> Exercise aim: Copy out all lines of the records in which the word "title" appears.

[Data extracted from a collection]

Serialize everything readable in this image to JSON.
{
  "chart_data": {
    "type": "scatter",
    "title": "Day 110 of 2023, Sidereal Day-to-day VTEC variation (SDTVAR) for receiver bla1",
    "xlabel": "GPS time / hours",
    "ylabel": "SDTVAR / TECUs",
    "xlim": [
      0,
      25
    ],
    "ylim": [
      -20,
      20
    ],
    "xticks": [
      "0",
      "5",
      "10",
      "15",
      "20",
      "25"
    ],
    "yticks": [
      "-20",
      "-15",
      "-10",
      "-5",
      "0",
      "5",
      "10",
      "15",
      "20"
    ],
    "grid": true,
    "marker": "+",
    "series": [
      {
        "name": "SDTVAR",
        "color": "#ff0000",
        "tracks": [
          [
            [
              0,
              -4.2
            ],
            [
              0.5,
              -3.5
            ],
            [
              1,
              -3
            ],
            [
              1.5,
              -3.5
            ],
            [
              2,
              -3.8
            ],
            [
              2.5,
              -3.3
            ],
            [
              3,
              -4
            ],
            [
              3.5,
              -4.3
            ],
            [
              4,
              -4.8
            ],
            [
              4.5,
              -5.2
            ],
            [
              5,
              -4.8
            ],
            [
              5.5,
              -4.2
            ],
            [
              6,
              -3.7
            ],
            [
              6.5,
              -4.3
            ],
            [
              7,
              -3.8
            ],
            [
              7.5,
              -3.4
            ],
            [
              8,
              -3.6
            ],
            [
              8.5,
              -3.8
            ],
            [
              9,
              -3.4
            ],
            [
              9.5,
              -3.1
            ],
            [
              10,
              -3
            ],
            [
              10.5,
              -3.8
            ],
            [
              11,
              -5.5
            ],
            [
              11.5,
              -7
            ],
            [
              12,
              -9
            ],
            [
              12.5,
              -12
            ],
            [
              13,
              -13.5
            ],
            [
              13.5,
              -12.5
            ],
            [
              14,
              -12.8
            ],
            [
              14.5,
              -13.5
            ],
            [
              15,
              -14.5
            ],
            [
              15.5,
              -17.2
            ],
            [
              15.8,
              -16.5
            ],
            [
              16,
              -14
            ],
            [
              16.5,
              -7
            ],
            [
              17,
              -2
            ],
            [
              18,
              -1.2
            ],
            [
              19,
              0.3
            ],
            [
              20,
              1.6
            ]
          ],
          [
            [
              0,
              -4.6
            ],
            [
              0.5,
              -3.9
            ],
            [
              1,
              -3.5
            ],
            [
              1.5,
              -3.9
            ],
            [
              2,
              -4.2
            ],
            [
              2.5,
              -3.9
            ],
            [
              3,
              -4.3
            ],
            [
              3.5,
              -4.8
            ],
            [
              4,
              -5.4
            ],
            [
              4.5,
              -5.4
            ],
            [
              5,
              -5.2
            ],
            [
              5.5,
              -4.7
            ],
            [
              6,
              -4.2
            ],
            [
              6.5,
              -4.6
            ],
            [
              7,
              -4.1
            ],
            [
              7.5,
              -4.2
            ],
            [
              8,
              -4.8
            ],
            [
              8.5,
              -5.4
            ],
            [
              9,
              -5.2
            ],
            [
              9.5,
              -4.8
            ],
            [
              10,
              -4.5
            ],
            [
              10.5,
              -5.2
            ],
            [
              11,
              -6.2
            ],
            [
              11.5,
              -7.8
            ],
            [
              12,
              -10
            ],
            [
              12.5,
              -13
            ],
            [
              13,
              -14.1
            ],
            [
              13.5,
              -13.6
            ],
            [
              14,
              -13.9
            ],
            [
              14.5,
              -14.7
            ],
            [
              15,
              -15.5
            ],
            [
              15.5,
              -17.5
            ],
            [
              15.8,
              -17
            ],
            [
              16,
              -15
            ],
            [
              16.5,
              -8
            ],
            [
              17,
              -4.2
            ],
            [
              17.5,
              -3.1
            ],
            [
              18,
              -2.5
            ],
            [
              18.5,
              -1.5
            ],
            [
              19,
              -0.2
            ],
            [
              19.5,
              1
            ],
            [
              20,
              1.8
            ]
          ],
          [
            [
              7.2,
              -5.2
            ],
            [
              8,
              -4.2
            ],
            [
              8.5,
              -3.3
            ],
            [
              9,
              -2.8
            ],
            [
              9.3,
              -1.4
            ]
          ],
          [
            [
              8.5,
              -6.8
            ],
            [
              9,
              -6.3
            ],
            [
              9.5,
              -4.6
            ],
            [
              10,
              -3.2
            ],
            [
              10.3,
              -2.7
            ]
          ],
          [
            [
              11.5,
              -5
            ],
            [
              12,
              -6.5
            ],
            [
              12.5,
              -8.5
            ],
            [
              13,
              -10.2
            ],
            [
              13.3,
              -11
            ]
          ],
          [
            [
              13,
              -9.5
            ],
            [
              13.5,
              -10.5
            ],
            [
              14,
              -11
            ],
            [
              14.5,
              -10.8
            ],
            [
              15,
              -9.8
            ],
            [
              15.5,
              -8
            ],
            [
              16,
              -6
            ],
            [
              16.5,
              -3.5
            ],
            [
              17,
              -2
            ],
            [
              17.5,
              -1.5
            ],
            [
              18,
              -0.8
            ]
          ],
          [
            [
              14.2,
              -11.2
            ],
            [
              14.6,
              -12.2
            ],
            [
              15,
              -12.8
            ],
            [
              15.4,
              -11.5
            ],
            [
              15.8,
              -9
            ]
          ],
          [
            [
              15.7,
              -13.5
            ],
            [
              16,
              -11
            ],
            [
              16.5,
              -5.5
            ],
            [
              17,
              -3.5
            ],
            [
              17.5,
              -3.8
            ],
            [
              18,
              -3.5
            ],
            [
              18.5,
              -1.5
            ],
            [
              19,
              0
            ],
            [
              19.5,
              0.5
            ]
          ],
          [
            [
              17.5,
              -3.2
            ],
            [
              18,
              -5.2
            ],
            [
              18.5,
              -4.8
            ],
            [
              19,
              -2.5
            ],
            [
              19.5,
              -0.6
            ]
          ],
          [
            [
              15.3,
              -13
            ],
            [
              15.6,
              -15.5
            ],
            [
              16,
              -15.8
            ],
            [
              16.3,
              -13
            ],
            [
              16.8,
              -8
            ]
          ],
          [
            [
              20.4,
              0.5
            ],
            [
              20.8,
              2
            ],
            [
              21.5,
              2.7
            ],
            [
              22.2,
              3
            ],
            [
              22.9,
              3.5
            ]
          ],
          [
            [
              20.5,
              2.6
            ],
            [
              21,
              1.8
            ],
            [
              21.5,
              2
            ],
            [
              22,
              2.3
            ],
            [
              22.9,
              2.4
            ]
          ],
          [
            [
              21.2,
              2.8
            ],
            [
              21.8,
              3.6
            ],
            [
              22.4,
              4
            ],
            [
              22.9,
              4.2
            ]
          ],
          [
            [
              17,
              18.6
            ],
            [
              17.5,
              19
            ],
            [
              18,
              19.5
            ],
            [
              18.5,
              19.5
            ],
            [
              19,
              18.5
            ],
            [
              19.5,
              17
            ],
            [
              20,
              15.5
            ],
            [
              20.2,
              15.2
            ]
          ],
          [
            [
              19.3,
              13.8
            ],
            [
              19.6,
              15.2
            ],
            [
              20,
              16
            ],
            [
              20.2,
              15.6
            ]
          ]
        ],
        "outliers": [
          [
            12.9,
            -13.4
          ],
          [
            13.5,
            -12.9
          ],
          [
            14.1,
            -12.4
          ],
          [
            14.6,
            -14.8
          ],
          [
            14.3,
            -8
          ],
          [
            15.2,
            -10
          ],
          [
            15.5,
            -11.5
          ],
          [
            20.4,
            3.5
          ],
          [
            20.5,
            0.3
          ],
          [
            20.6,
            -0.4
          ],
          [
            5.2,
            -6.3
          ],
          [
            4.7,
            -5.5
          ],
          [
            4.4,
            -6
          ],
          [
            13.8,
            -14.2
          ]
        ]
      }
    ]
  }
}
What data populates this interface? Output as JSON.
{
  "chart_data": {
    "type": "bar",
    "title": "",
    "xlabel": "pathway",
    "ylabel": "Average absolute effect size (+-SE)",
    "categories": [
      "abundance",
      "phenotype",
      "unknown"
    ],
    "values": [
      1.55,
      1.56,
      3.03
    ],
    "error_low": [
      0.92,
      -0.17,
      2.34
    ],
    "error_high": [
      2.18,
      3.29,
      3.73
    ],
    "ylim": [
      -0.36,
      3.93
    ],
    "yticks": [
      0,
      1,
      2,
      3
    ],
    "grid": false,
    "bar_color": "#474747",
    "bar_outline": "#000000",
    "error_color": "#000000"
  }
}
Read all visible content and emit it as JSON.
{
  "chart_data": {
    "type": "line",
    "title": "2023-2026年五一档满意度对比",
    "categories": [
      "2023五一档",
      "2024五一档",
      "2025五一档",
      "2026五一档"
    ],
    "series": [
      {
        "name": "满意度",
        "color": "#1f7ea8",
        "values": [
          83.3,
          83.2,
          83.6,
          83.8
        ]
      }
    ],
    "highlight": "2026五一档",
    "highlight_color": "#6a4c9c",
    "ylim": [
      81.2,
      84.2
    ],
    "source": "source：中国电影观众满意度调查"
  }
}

> Written solution:
    "title": "Day 110 of 2023, Sidereal Day-to-day VTEC variation (SDTVAR) for receiver bla1",
    "title": "",
    "title": "2023-2026年五一档满意度对比",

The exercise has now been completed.